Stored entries
##########
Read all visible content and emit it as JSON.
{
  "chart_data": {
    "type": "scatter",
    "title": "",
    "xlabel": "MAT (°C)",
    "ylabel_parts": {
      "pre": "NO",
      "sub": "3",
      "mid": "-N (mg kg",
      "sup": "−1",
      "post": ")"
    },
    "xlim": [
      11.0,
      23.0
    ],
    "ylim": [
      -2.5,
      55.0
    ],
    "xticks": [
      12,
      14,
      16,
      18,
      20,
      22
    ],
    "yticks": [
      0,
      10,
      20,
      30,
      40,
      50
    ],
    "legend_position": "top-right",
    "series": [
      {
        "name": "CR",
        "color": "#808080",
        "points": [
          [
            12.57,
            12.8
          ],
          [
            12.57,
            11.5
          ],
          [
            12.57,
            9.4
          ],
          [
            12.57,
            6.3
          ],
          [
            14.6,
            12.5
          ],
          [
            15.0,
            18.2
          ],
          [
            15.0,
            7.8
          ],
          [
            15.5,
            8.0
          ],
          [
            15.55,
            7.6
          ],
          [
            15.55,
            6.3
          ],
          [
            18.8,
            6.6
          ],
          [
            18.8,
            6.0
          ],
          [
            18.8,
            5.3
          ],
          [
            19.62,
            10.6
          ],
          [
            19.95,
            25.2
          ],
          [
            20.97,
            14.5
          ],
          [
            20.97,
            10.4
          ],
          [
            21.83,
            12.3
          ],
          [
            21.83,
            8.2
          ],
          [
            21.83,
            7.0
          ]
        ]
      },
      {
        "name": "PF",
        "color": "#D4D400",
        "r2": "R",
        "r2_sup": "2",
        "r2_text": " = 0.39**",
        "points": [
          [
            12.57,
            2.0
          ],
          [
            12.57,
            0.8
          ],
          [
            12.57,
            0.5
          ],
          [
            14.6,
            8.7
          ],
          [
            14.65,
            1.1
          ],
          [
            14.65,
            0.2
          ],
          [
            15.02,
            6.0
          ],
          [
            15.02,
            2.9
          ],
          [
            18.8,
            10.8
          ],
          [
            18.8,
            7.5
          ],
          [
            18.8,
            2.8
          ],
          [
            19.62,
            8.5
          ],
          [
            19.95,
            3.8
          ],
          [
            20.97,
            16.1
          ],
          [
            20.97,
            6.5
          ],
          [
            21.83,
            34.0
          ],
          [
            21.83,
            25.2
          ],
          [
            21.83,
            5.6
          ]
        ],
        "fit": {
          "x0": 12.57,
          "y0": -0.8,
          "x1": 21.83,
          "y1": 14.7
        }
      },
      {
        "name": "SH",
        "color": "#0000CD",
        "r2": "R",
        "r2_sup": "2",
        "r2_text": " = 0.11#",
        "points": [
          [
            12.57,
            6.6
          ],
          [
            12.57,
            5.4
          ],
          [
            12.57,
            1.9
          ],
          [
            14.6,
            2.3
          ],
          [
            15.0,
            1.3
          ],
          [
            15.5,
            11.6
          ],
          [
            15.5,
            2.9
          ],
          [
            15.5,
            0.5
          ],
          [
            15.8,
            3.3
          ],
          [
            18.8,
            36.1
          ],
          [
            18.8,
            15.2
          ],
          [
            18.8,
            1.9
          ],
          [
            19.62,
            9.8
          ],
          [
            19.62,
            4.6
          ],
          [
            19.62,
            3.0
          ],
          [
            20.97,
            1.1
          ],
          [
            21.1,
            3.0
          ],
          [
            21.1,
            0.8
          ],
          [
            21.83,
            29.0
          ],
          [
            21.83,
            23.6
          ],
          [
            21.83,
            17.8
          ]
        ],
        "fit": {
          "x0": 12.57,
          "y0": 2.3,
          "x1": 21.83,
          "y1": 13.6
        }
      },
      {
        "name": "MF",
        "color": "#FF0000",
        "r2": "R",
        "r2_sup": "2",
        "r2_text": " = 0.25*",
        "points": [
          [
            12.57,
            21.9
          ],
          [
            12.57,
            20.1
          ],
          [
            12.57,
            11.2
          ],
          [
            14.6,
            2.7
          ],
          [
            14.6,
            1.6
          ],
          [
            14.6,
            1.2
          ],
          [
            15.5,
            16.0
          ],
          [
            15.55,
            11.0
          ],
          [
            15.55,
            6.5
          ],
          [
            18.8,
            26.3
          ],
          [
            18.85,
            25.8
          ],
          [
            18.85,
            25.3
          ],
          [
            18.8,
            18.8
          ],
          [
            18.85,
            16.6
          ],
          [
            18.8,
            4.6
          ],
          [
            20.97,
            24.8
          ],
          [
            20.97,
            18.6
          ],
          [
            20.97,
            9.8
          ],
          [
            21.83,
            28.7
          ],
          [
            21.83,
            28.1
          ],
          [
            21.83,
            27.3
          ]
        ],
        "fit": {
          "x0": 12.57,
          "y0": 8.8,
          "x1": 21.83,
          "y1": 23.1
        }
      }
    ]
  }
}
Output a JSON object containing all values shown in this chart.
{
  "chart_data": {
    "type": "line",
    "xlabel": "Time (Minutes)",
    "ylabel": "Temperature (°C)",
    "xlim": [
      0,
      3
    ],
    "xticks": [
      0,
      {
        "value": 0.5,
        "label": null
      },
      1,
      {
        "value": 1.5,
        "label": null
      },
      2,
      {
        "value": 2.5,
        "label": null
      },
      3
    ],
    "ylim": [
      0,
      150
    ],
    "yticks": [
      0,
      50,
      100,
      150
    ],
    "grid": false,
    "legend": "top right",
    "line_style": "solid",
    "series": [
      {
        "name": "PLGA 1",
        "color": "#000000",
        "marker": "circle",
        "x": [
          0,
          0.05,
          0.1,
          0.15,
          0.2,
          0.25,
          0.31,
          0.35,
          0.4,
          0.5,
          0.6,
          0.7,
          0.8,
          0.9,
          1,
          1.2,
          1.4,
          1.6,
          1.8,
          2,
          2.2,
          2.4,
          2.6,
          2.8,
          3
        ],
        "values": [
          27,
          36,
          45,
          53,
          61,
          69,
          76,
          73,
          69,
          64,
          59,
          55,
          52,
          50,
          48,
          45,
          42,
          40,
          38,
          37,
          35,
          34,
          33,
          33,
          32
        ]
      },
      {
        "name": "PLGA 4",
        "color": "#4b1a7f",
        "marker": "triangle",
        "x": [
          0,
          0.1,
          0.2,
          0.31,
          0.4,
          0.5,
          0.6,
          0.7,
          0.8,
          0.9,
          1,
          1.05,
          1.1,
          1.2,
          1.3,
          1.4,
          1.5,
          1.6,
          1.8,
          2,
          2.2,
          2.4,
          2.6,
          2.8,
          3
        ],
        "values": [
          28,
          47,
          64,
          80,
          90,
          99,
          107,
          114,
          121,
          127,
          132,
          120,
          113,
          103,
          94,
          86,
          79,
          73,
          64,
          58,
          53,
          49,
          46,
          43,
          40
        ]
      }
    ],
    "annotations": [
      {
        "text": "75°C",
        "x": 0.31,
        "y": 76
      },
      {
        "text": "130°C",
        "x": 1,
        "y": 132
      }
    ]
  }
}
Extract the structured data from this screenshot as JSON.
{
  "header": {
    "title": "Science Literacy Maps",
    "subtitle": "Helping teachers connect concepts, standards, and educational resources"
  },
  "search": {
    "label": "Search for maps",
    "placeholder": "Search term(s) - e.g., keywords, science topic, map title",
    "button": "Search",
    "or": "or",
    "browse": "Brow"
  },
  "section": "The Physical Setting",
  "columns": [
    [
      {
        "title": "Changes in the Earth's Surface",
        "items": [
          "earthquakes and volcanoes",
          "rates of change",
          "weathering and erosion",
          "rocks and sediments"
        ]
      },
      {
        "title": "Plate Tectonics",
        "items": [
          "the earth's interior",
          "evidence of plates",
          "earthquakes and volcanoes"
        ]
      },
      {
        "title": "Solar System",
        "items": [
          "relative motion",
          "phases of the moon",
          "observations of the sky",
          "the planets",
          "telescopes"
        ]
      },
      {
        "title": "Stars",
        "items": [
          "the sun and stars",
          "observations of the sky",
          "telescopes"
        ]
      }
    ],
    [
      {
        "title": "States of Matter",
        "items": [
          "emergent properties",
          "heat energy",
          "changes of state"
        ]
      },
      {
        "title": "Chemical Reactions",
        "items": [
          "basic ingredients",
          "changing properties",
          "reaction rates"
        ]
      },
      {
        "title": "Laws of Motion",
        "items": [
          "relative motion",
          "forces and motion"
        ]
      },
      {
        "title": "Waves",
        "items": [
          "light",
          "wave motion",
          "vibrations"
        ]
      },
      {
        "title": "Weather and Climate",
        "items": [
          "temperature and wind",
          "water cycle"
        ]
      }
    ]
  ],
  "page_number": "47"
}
##########
GIVEN REQUEST:
Pick out the lines containing the word "this" and show them.

RESULT BELOW:
Output a JSON object containing all values shown in this chart.
Extract the structured data from this screenshot as JSON.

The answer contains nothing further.